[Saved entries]
* Begin *

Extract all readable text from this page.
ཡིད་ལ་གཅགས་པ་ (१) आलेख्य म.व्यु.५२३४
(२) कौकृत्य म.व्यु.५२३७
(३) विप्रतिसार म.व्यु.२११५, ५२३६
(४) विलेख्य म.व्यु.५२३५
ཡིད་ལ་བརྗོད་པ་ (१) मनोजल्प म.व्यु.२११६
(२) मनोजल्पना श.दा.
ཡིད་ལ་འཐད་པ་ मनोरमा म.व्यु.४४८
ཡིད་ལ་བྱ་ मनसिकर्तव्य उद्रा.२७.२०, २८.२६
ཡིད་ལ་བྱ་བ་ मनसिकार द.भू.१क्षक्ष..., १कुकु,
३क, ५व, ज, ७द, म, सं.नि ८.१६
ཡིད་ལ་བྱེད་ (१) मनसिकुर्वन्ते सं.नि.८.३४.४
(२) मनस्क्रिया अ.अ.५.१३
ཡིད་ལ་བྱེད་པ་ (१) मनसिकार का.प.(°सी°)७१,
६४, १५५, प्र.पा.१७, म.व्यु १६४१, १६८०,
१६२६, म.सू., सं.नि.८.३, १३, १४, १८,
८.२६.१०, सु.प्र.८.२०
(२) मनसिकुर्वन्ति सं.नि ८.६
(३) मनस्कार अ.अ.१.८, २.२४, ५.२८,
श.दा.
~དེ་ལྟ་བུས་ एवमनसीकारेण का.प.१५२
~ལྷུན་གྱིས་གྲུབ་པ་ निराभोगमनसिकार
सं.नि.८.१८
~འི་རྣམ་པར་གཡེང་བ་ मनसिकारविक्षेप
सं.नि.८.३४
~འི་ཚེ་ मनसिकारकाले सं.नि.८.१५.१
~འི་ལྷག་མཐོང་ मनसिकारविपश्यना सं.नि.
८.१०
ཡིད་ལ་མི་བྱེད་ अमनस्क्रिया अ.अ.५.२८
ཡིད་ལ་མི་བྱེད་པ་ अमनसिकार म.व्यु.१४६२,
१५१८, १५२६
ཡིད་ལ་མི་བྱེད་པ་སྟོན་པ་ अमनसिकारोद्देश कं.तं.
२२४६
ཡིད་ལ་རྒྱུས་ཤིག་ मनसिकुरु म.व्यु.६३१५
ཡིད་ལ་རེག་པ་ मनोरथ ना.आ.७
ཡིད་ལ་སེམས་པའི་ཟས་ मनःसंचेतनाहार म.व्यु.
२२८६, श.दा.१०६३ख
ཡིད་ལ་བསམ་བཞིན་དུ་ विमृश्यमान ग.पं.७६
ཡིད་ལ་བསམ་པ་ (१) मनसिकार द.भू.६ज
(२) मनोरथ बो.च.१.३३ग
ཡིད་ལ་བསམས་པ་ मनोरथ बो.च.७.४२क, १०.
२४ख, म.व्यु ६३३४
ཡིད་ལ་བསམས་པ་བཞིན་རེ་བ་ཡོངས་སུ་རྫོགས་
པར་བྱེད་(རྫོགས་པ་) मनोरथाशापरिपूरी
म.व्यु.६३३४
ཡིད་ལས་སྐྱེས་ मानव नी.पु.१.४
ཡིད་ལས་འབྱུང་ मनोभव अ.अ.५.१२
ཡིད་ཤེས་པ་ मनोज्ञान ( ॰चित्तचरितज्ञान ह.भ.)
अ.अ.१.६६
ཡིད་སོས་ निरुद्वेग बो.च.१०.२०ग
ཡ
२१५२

* End *

| TASK TO CARRY OUT |
Write down all the entries again without a single difference.

| FINISHED EXERCISE |
Extract all readable text from this page.
ཡིད་ལ་གཅགས་པ་ (१) आलेख्य म.व्यु.५२३४
(२) कौकृत्य म.व्यु.५२३७
(३) विप्रतिसार म.व्यु.२११५, ५२३६
(४) विलेख्य म.व्यु.५२३५
ཡིད་ལ་བརྗོད་པ་ (१) मनोजल्प म.व्यु.२११६
(२) मनोजल्पना श.दा.
ཡིད་ལ་འཐད་པ་ मनोरमा म.व्यु.४४८
ཡིད་ལ་བྱ་ मनसिकर्तव्य उद्रा.२७.२०, २८.२६
ཡིད་ལ་བྱ་བ་ मनसिकार द.भू.१क्षक्ष..., १कुकु,
३क, ५व, ज, ७द, म, सं.नि ८.१६
ཡིད་ལ་བྱེད་ (१) मनसिकुर्वन्ते सं.नि.८.३४.४
(२) मनस्क्रिया अ.अ.५.१३
ཡིད་ལ་བྱེད་པ་ (१) मनसिकार का.प.(°सी°)७१,
६४, १५५, प्र.पा.१७, म.व्यु १६४१, १६८०,
१६२६, म.सू., सं.नि.८.३, १३, १४, १८,
८.२६.१०, सु.प्र.८.२०
(२) मनसिकुर्वन्ति सं.नि ८.६
(३) मनस्कार अ.अ.१.८, २.२४, ५.२८,
श.दा.
~དེ་ལྟ་བུས་ एवमनसीकारेण का.प.१५२
~ལྷུན་གྱིས་གྲུབ་པ་ निराभोगमनसिकार
सं.नि.८.१८
~འི་རྣམ་པར་གཡེང་བ་ मनसिकारविक्षेप
सं.नि.८.३४
~འི་ཚེ་ मनसिकारकाले सं.नि.८.१५.१
~འི་ལྷག་མཐོང་ मनसिकारविपश्यना सं.नि.
८.१०
ཡིད་ལ་མི་བྱེད་ अमनस्क्रिया अ.अ.५.२८
ཡིད་ལ་མི་བྱེད་པ་ अमनसिकार म.व्यु.१४६२,
१५१८, १५२६
ཡིད་ལ་མི་བྱེད་པ་སྟོན་པ་ अमनसिकारोद्देश कं.तं.
२२४६
ཡིད་ལ་རྒྱུས་ཤིག་ मनसिकुरु म.व्यु.६३१५
ཡིད་ལ་རེག་པ་ मनोरथ ना.आ.७
ཡིད་ལ་སེམས་པའི་ཟས་ मनःसंचेतनाहार म.व्यु.
२२८६, श.दा.१०६३ख
ཡིད་ལ་བསམ་བཞིན་དུ་ विमृश्यमान ग.पं.७६
ཡིད་ལ་བསམ་པ་ (१) मनसिकार द.भू.६ज
(२) मनोरथ बो.च.१.३३ग
ཡིད་ལ་བསམས་པ་ मनोरथ बो.च.७.४२क, १०.
२४ख, म.व्यु ६३३४
ཡིད་ལ་བསམས་པ་བཞིན་རེ་བ་ཡོངས་སུ་རྫོགས་
པར་བྱེད་(རྫོགས་པ་) मनोरथाशापरिपूरी
म.व्यु.६३३४
ཡིད་ལས་སྐྱེས་ मानव नी.पु.१.४
ཡིད་ལས་འབྱུང་ मनोभव अ.अ.५.१२
ཡིད་ཤེས་པ་ मनोज्ञान ( ॰चित्तचरितज्ञान ह.भ.)
अ.अ.१.६६
ཡིད་སོས་ निरुद्वेग बो.च.१०.२०ग
ཡ
२१५२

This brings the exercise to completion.